• **Set problem**:
Make an exact copy of all the material below, apart from the pictures.

Dataset rows:
☆ ☆ ☆ ☆ ☆
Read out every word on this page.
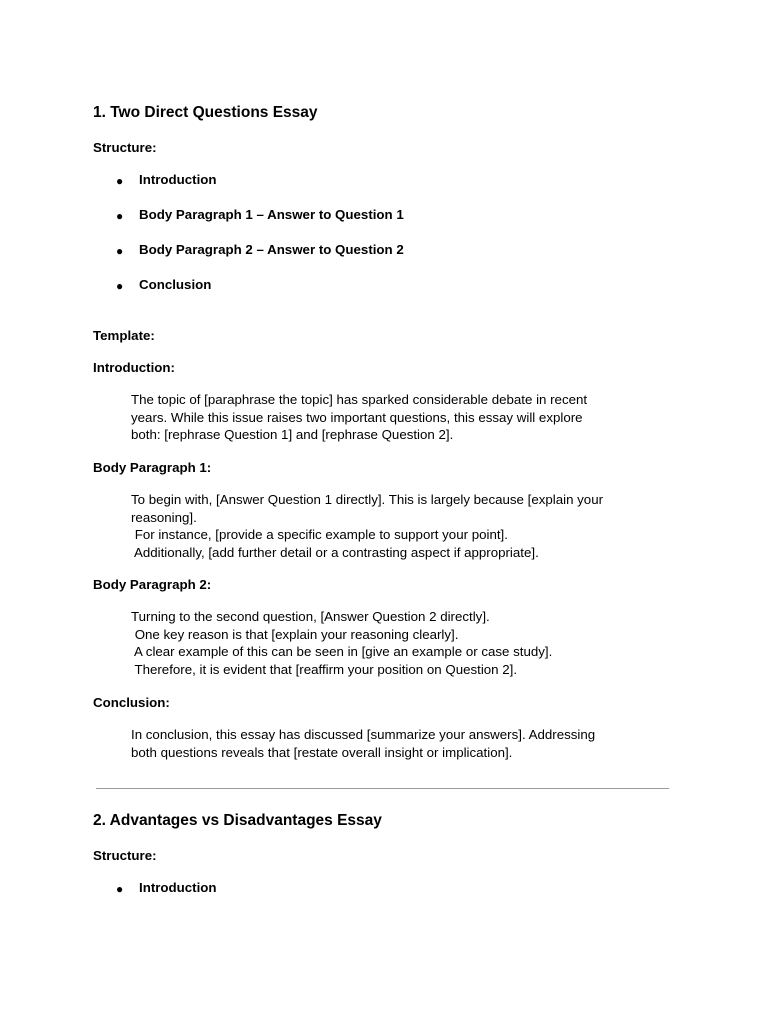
1. Two Direct Questions Essay
Structure:
● Introduction
● Body Paragraph 1 – Answer to Question 1
● Body Paragraph 2 – Answer to Question 2
● Conclusion
Template:
Introduction:
The topic of [paraphrase the topic] has sparked considerable debate in recent
years. While this issue raises two important questions, this essay will explore
both: [rephrase Question 1] and [rephrase Question 2].
Body Paragraph 1:
To begin with, [Answer Question 1 directly]. This is largely because [explain your
reasoning].
For instance, [provide a specific example to support your point].
Additionally, [add further detail or a contrasting aspect if appropriate].
Body Paragraph 2:
Turning to the second question, [Answer Question 2 directly].
One key reason is that [explain your reasoning clearly].
A clear example of this can be seen in [give an example or case study].
Therefore, it is evident that [reaffirm your position on Question 2].
Conclusion:
In conclusion, this essay has discussed [summarize your answers]. Addressing
both questions reveals that [restate overall insight or implication].
2. Advantages vs Disadvantages Essay
Structure:
● Introduction
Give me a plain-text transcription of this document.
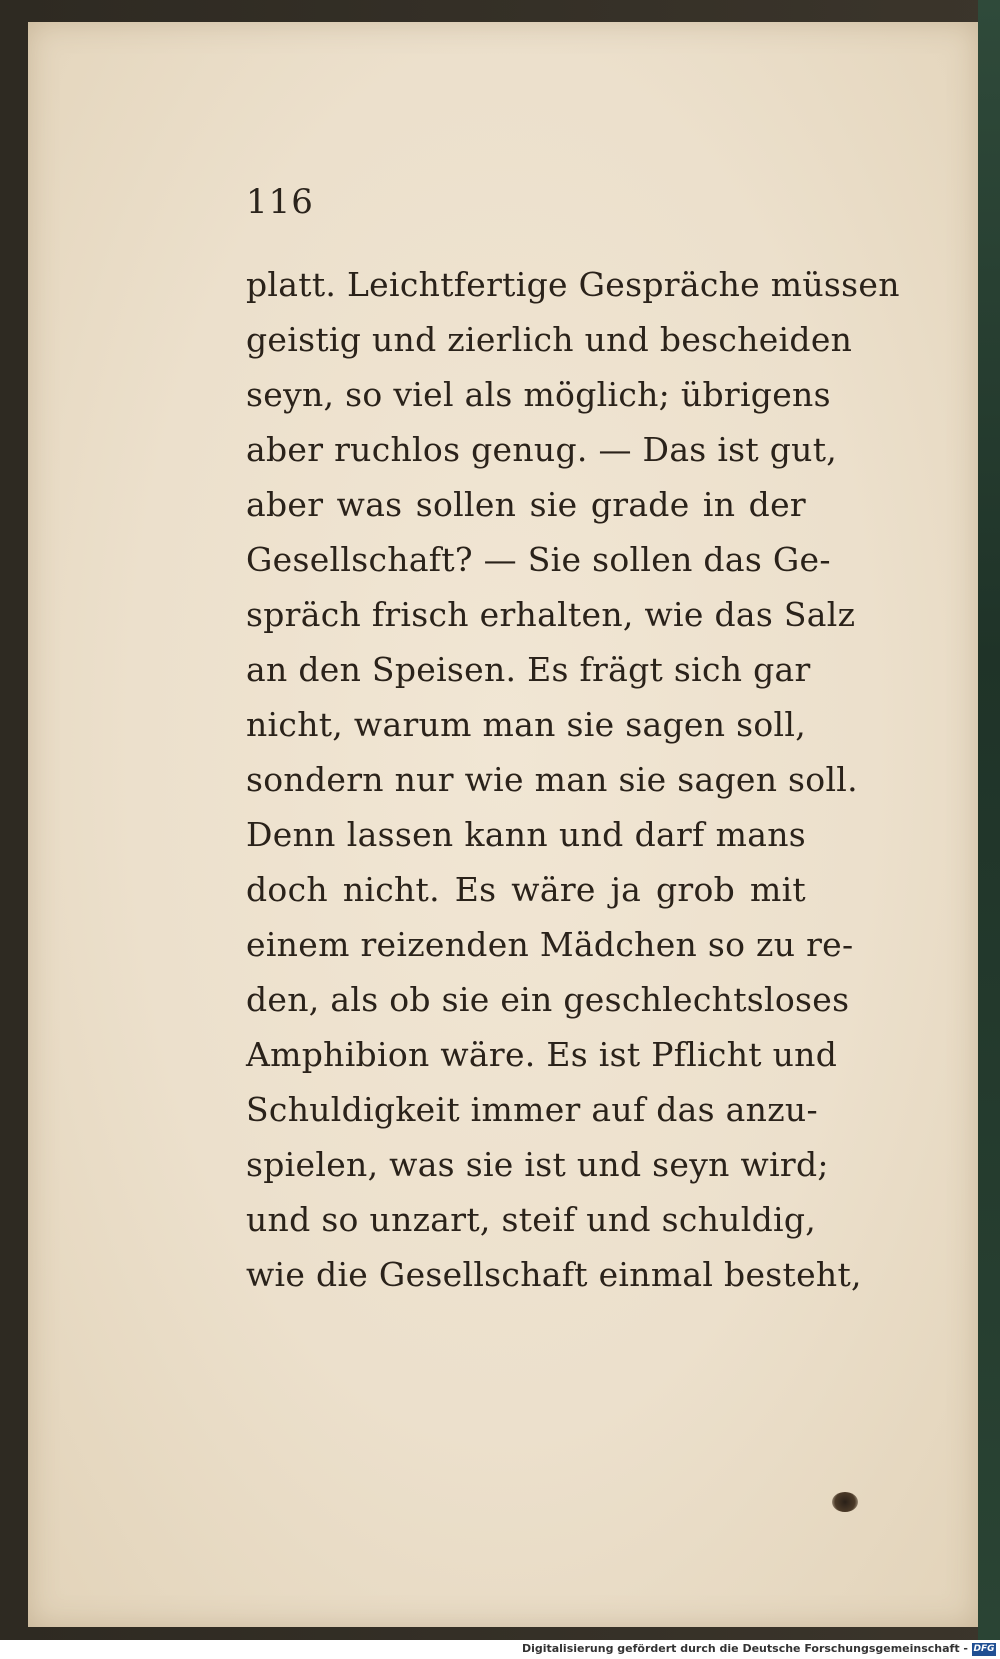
116
platt. Leichtfertige Gespräche müssen
geistig und zierlich und bescheiden
seyn, so viel als möglich; übrigens
aber ruchlos genug. — Das ist gut,
aber was sollen sie grade in der
Gesellschaft? — Sie sollen das Ge-
spräch frisch erhalten, wie das Salz
an den Speisen. Es frägt sich gar
nicht, warum man sie sagen soll,
sondern nur wie man sie sagen soll.
Denn lassen kann und darf mans
doch nicht. Es wäre ja grob mit
einem reizenden Mädchen so zu re-
den, als ob sie ein geschlechtsloses
Amphibion wäre. Es ist Pflicht und
Schuldigkeit immer auf das anzu-
spielen, was sie ist und seyn wird;
und so unzart, steif und schuldig,
wie die Gesellschaft einmal besteht,
Digitalisierung gefördert durch die Deutsche Forschungsgemeinschaft - DFG
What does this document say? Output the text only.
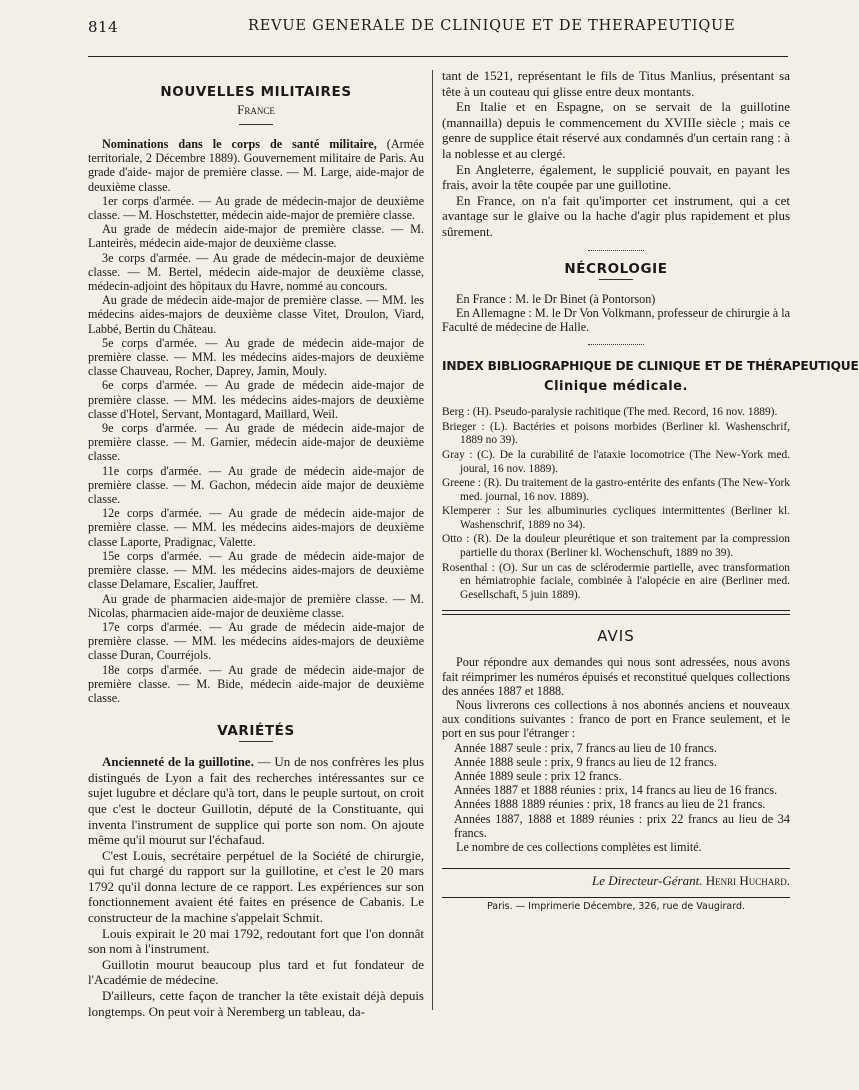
814	REVUE GENERALE DE CLINIQUE ET DE THERAPEUTIQUE
NOUVELLES MILITAIRES
France

Nominations dans le corps de santé militaire, (Armée territoriale, 2 Décembre 1889). Gouvernement militaire de Paris. Au grade d'aide- major de première classe. — M. Large, aide-major de deuxième classe.

1er corps d'armée. — Au grade de médecin-major de deuxième classe. — M. Hoschstetter, médecin aide-major de première classe.

Au grade de médecin aide-major de première classe. — M. Lanteirès, médecin aide-major de deuxième classe.

3e corps d'armée. — Au grade de médecin-major de deuxième classe. — M. Bertel, médecin aide-major de deuxième classe, médecin-adjoint des hôpitaux du Havre, nommé au concours.

Au grade de médecin aide-major de première classe. — MM. les médecins aides-majors de deuxième classe Vitet, Droulon, Viard, Labbé, Bertin du Château.

5e corps d'armée. — Au grade de médecin aide-major de première classe. — MM. les médecins aides-majors de deuxième classe Chauveau, Rocher, Daprey, Jamin, Mouly.

6e corps d'armée. — Au grade de médecin aide-major de première classe. — MM. les médecins aides-majors de deuxième classe d'Hotel, Servant, Montagard, Maillard, Weil.

9e corps d'armée. — Au grade de médecin aide-major de première classe. — M. Garnier, médecin aide-major de deuxième classe.

11e corps d'armée. — Au grade de médecin aide-major de première classe. — M. Gachon, médecin aide major de deuxième classe.

12e corps d'armée. — Au grade de médecin aide-major de première classe. — MM. les médecins aides-majors de deuxième classe Laporte, Pradignac, Valette.

15e corps d'armée. — Au grade de médecin aide-major de première classe. — MM. les médecins aides-majors de deuxième classe Delamare, Escalier, Jauffret.

Au grade de pharmacien aide-major de première classe. — M. Nicolas, pharmacien aide-major de deuxième classe.

17e corps d'armée. — Au grade de médecin aide-major de première classe. — MM. les médecins aides-majors de deuxième classe Duran, Courréjols.

18e corps d'armée. — Au grade de médecin aide-major de première classe. — M. Bide, médecin aide-major de deuxième classe.

VARIÉTÉS

Ancienneté de la guillotine. — Un de nos confrères les plus distingués de Lyon a fait des recherches intéressantes sur ce sujet lugubre et déclare qu'à tort, dans le peuple surtout, on croit que c'est le docteur Guillotin, député de la Constituante, qui inventa l'instrument de supplice qui porte son nom. On ajoute même qu'il mourut sur l'échafaud.

C'est Louis, secrétaire perpétuel de la Société de chirurgie, qui fut chargé du rapport sur la guillotine, et c'est le 20 mars 1792 qu'il donna lecture de ce rapport. Les expériences sur son fonctionnement avaient été faites en présence de Cabanis. Le constructeur de la machine s'appelait Schmit.

Louis expirait le 20 mai 1792, redoutant fort que l'on donnât son nom à l'instrument.

Guillotin mourut beaucoup plus tard et fut fondateur de l'Académie de médecine.

D'ailleurs, cette façon de trancher la tête existait déjà depuis longtemps. On peut voir à Neremberg un tableau, da-

tant de 1521, représentant le fils de Titus Manlius, présentant sa tête à un couteau qui glisse entre deux montants.

En Italie et en Espagne, on se servait de la guillotine (mannailla) depuis le commencement du XVIIIe siècle ; mais ce genre de supplice était réservé aux condamnés d'un certain rang : à la noblesse et au clergé.

En Angleterre, également, le supplicié pouvait, en payant les frais, avoir la tête coupée par une guillotine.

En France, on n'a fait qu'importer cet instrument, qui a cet avantage sur le glaive ou la hache d'agir plus rapidement et plus sûrement.

NÉCROLOGIE

En France : M. le Dr Binet (à Pontorson)

En Allemagne : M. le Dr Von Volkmann, professeur de chirurgie à la Faculté de médecine de Halle.

INDEX BIBLIOGRAPHIQUE DE CLINIQUE ET DE THÉRAPEUTIQUE
Clinique médicale.

Berg : (H). Pseudo-paralysie rachitique (The med. Record, 16 nov. 1889).

Brieger : (L). Bactéries et poisons morbides (Berliner kl. Washenschrif, 1889 no 39).

Gray : (C). De la curabilité de l'ataxie locomotrice (The New-York med. joural, 16 nov. 1889).

Greene : (R). Du traitement de la gastro-entérite des enfants (The New-York med. journal, 16 nov. 1889).

Klemperer : Sur les albuminuries cycliques intermittentes (Berliner kl. Washenschrif, 1889 no 34).

Otto : (R). De la douleur pleurétique et son traitement par la compression partielle du thorax (Berliner kl. Wochenschuft, 1889 no 39).

Rosenthal : (O). Sur un cas de sclérodermie partielle, avec transformation en hémiatrophie faciale, combinée à l'alopécie en aire (Berliner med. Gesellschaft, 5 juin 1889).

AVIS

Pour répondre aux demandes qui nous sont adressées, nous avons fait réimprimer les numéros épuisés et reconstitué quelques collections des années 1887 et 1888.

Nous livrerons ces collections à nos abonnés anciens et nouveaux aux conditions suivantes : franco de port en France seulement, et le port en sus pour l'étranger :

Année 1887 seule : prix, 7 francs au lieu de 10 francs.

Année 1888 seule : prix, 9 francs au lieu de 12 francs.

Année 1889 seule : prix 12 francs.

Années 1887 et 1888 réunies : prix, 14 francs au lieu de 16 francs.

Années 1888 1889 réunies : prix, 18 francs au lieu de 21 francs.

Années 1887, 1888 et 1889 réunies : prix 22 francs au lieu de 34 francs.

Le nombre de ces collections complètes est limité.

Le Directeur-Gérant. Henri Huchard.
Paris. — Imprimerie Décembre, 326, rue de Vaugirard.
☆ ☆ ☆ ☆ ☆
• **Complete answer**:
Read out every word on this page.
1. Two Direct Questions Essay
Structure:
● Introduction
● Body Paragraph 1 – Answer to Question 1
● Body Paragraph 2 – Answer to Question 2
● Conclusion
Template:
Introduction:
The topic of [paraphrase the topic] has sparked considerable debate in recent
years. While this issue raises two important questions, this essay will explore
both: [rephrase Question 1] and [rephrase Question 2].
Body Paragraph 1:
To begin with, [Answer Question 1 directly]. This is largely because [explain your
reasoning].
For instance, [provide a specific example to support your point].
Additionally, [add further detail or a contrasting aspect if appropriate].
Body Paragraph 2:
Turning to the second question, [Answer Question 2 directly].
One key reason is that [explain your reasoning clearly].
A clear example of this can be seen in [give an example or case study].
Therefore, it is evident that [reaffirm your position on Question 2].
Conclusion:
In conclusion, this essay has discussed [summarize your answers]. Addressing
both questions reveals that [restate overall insight or implication].
2. Advantages vs Disadvantages Essay
Structure:
● Introduction
Give me a plain-text transcription of this document.
116
platt. Leichtfertige Gespräche müssen
geistig und zierlich und bescheiden
seyn, so viel als möglich; übrigens
aber ruchlos genug. — Das ist gut,
aber was sollen sie grade in der
Gesellschaft? — Sie sollen das Ge-
spräch frisch erhalten, wie das Salz
an den Speisen. Es frägt sich gar
nicht, warum man sie sagen soll,
sondern nur wie man sie sagen soll.
Denn lassen kann und darf mans
doch nicht. Es wäre ja grob mit
einem reizenden Mädchen so zu re-
den, als ob sie ein geschlechtsloses
Amphibion wäre. Es ist Pflicht und
Schuldigkeit immer auf das anzu-
spielen, was sie ist und seyn wird;
und so unzart, steif und schuldig,
wie die Gesellschaft einmal besteht,
Digitalisierung gefördert durch die Deutsche Forschungsgemeinschaft - DFG
What does this document say? Output the text only.
814	REVUE GENERALE DE CLINIQUE ET DE THERAPEUTIQUE
NOUVELLES MILITAIRES
France

Nominations dans le corps de santé militaire, (Armée territoriale, 2 Décembre 1889). Gouvernement militaire de Paris. Au grade d'aide- major de première classe. — M. Large, aide-major de deuxième classe.

1er corps d'armée. — Au grade de médecin-major de deuxième classe. — M. Hoschstetter, médecin aide-major de première classe.

Au grade de médecin aide-major de première classe. — M. Lanteirès, médecin aide-major de deuxième classe.

3e corps d'armée. — Au grade de médecin-major de deuxième classe. — M. Bertel, médecin aide-major de deuxième classe, médecin-adjoint des hôpitaux du Havre, nommé au concours.

Au grade de médecin aide-major de première classe. — MM. les médecins aides-majors de deuxième classe Vitet, Droulon, Viard, Labbé, Bertin du Château.

5e corps d'armée. — Au grade de médecin aide-major de première classe. — MM. les médecins aides-majors de deuxième classe Chauveau, Rocher, Daprey, Jamin, Mouly.

6e corps d'armée. — Au grade de médecin aide-major de première classe. — MM. les médecins aides-majors de deuxième classe d'Hotel, Servant, Montagard, Maillard, Weil.

9e corps d'armée. — Au grade de médecin aide-major de première classe. — M. Garnier, médecin aide-major de deuxième classe.

11e corps d'armée. — Au grade de médecin aide-major de première classe. — M. Gachon, médecin aide major de deuxième classe.

12e corps d'armée. — Au grade de médecin aide-major de première classe. — MM. les médecins aides-majors de deuxième classe Laporte, Pradignac, Valette.

15e corps d'armée. — Au grade de médecin aide-major de première classe. — MM. les médecins aides-majors de deuxième classe Delamare, Escalier, Jauffret.

Au grade de pharmacien aide-major de première classe. — M. Nicolas, pharmacien aide-major de deuxième classe.

17e corps d'armée. — Au grade de médecin aide-major de première classe. — MM. les médecins aides-majors de deuxième classe Duran, Courréjols.

18e corps d'armée. — Au grade de médecin aide-major de première classe. — M. Bide, médecin aide-major de deuxième classe.

VARIÉTÉS

Ancienneté de la guillotine. — Un de nos confrères les plus distingués de Lyon a fait des recherches intéressantes sur ce sujet lugubre et déclare qu'à tort, dans le peuple surtout, on croit que c'est le docteur Guillotin, député de la Constituante, qui inventa l'instrument de supplice qui porte son nom. On ajoute même qu'il mourut sur l'échafaud.

C'est Louis, secrétaire perpétuel de la Société de chirurgie, qui fut chargé du rapport sur la guillotine, et c'est le 20 mars 1792 qu'il donna lecture de ce rapport. Les expériences sur son fonctionnement avaient été faites en présence de Cabanis. Le constructeur de la machine s'appelait Schmit.

Louis expirait le 20 mai 1792, redoutant fort que l'on donnât son nom à l'instrument.

Guillotin mourut beaucoup plus tard et fut fondateur de l'Académie de médecine.

D'ailleurs, cette façon de trancher la tête existait déjà depuis longtemps. On peut voir à Neremberg un tableau, da-

tant de 1521, représentant le fils de Titus Manlius, présentant sa tête à un couteau qui glisse entre deux montants.

En Italie et en Espagne, on se servait de la guillotine (mannailla) depuis le commencement du XVIIIe siècle ; mais ce genre de supplice était réservé aux condamnés d'un certain rang : à la noblesse et au clergé.

En Angleterre, également, le supplicié pouvait, en payant les frais, avoir la tête coupée par une guillotine.

En France, on n'a fait qu'importer cet instrument, qui a cet avantage sur le glaive ou la hache d'agir plus rapidement et plus sûrement.

NÉCROLOGIE

En France : M. le Dr Binet (à Pontorson)

En Allemagne : M. le Dr Von Volkmann, professeur de chirurgie à la Faculté de médecine de Halle.

INDEX BIBLIOGRAPHIQUE DE CLINIQUE ET DE THÉRAPEUTIQUE
Clinique médicale.

Berg : (H). Pseudo-paralysie rachitique (The med. Record, 16 nov. 1889).

Brieger : (L). Bactéries et poisons morbides (Berliner kl. Washenschrif, 1889 no 39).

Gray : (C). De la curabilité de l'ataxie locomotrice (The New-York med. joural, 16 nov. 1889).

Greene : (R). Du traitement de la gastro-entérite des enfants (The New-York med. journal, 16 nov. 1889).

Klemperer : Sur les albuminuries cycliques intermittentes (Berliner kl. Washenschrif, 1889 no 34).

Otto : (R). De la douleur pleurétique et son traitement par la compression partielle du thorax (Berliner kl. Wochenschuft, 1889 no 39).

Rosenthal : (O). Sur un cas de sclérodermie partielle, avec transformation en hémiatrophie faciale, combinée à l'alopécie en aire (Berliner med. Gesellschaft, 5 juin 1889).

AVIS

Pour répondre aux demandes qui nous sont adressées, nous avons fait réimprimer les numéros épuisés et reconstitué quelques collections des années 1887 et 1888.

Nous livrerons ces collections à nos abonnés anciens et nouveaux aux conditions suivantes : franco de port en France seulement, et le port en sus pour l'étranger :

Année 1887 seule : prix, 7 francs au lieu de 10 francs.

Année 1888 seule : prix, 9 francs au lieu de 12 francs.

Année 1889 seule : prix 12 francs.

Années 1887 et 1888 réunies : prix, 14 francs au lieu de 16 francs.

Années 1888 1889 réunies : prix, 18 francs au lieu de 21 francs.

Années 1887, 1888 et 1889 réunies : prix 22 francs au lieu de 34 francs.

Le nombre de ces collections complètes est limité.

Le Directeur-Gérant. Henri Huchard.
Paris. — Imprimerie Décembre, 326, rue de Vaugirard.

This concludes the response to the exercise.